### Material for this exercise:
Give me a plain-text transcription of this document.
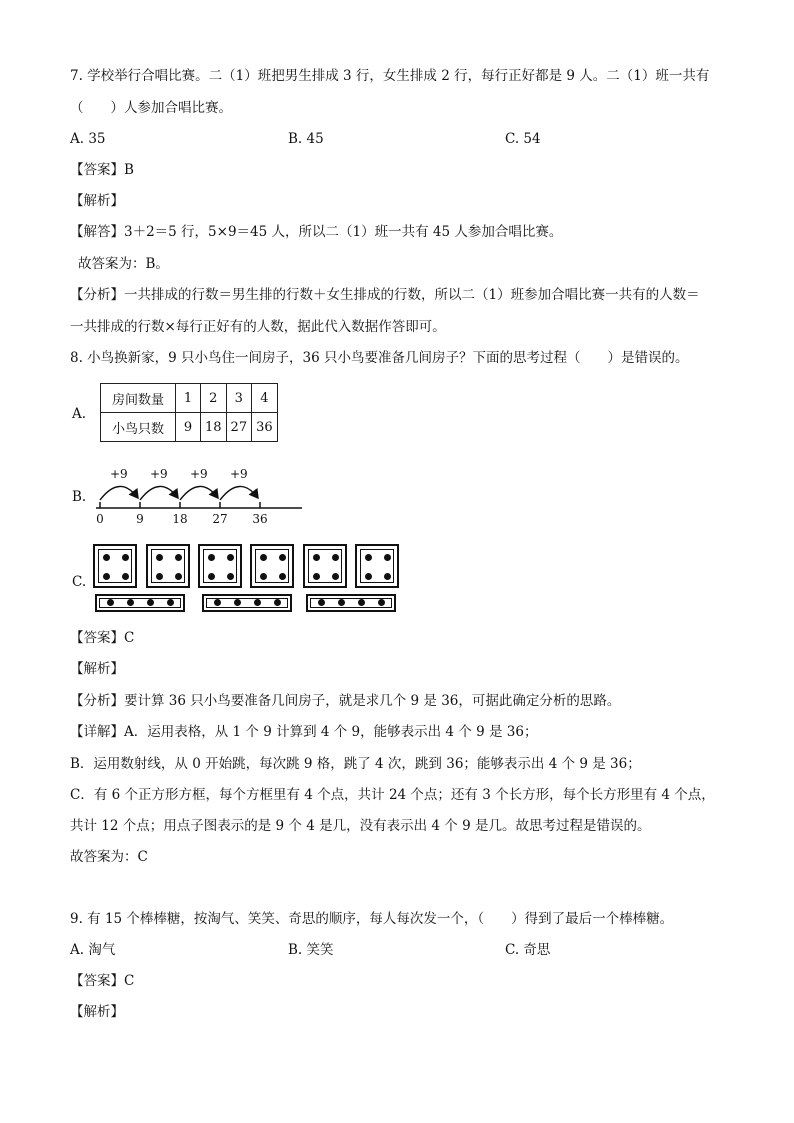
7. 学校举行合唱比赛。二（1）班把男生排成 3 行，女生排成 2 行，每行正好都是 9 人。二（1）班一共有
（　　）人参加合唱比赛。
A. 35	B. 45	C. 54
【答案】B
【解析】
【解答】3＋2＝5 行，5×9＝45 人，所以二（1）班一共有 45 人参加合唱比赛。
故答案为：B。
【分析】一共排成的行数＝男生排的行数＋女生排成的行数，所以二（1）班参加合唱比赛一共有的人数＝
一共排成的行数×每行正好有的人数，据此代入数据作答即可。
8. 小鸟换新家，9 只小鸟住一间房子，36 只小鸟要准备几间房子？下面的思考过程（　　）是错误的。
A.
房间数量	1	2	3	4
小鸟只数	9	18	27	36
B.
0	9	18 27 36
+9 +9 +9 +9
C.
【答案】C
【解析】
【分析】要计算 36 只小鸟要准备几间房子，就是求几个 9 是 36，可据此确定分析的思路。
【详解】A．运用表格，从 1 个 9 计算到 4 个 9，能够表示出 4 个 9 是 36；
B．运用数射线，从 0 开始跳，每次跳 9 格，跳了 4 次，跳到 36；能够表示出 4 个 9 是 36；
C．有 6 个正方形方框，每个方框里有 4 个点，共计 24 个点；还有 3 个长方形，每个长方形里有 4 个点，
共计 12 个点；用点子图表示的是 9 个 4 是几，没有表示出 4 个 9 是几。故思考过程是错误的。
故答案为：C
9. 有 15 个棒棒糖，按淘气、笑笑、奇思的顺序，每人每次发一个，（　　）得到了最后一个棒棒糖。
A. 淘气	B. 笑笑	C. 奇思
【答案】C
【解析】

### Exercise goal:
The records above need to be restated word for word, with the pictures left out.

### Complete output:
Give me a plain-text transcription of this document.
7. 学校举行合唱比赛。二（1）班把男生排成 3 行，女生排成 2 行，每行正好都是 9 人。二（1）班一共有
（　　）人参加合唱比赛。
A. 35	B. 45	C. 54
【答案】B
【解析】
【解答】3＋2＝5 行，5×9＝45 人，所以二（1）班一共有 45 人参加合唱比赛。
故答案为：B。
【分析】一共排成的行数＝男生排的行数＋女生排成的行数，所以二（1）班参加合唱比赛一共有的人数＝
一共排成的行数×每行正好有的人数，据此代入数据作答即可。
8. 小鸟换新家，9 只小鸟住一间房子，36 只小鸟要准备几间房子？下面的思考过程（　　）是错误的。
A.
房间数量	1	2	3	4
小鸟只数	9	18	27	36
B.
0	9	18 27 36
+9 +9 +9 +9
C.
【答案】C
【解析】
【分析】要计算 36 只小鸟要准备几间房子，就是求几个 9 是 36，可据此确定分析的思路。
【详解】A．运用表格，从 1 个 9 计算到 4 个 9，能够表示出 4 个 9 是 36；
B．运用数射线，从 0 开始跳，每次跳 9 格，跳了 4 次，跳到 36；能够表示出 4 个 9 是 36；
C．有 6 个正方形方框，每个方框里有 4 个点，共计 24 个点；还有 3 个长方形，每个长方形里有 4 个点，
共计 12 个点；用点子图表示的是 9 个 4 是几，没有表示出 4 个 9 是几。故思考过程是错误的。
故答案为：C
9. 有 15 个棒棒糖，按淘气、笑笑、奇思的顺序，每人每次发一个，（　　）得到了最后一个棒棒糖。
A. 淘气	B. 笑笑	C. 奇思
【答案】C
【解析】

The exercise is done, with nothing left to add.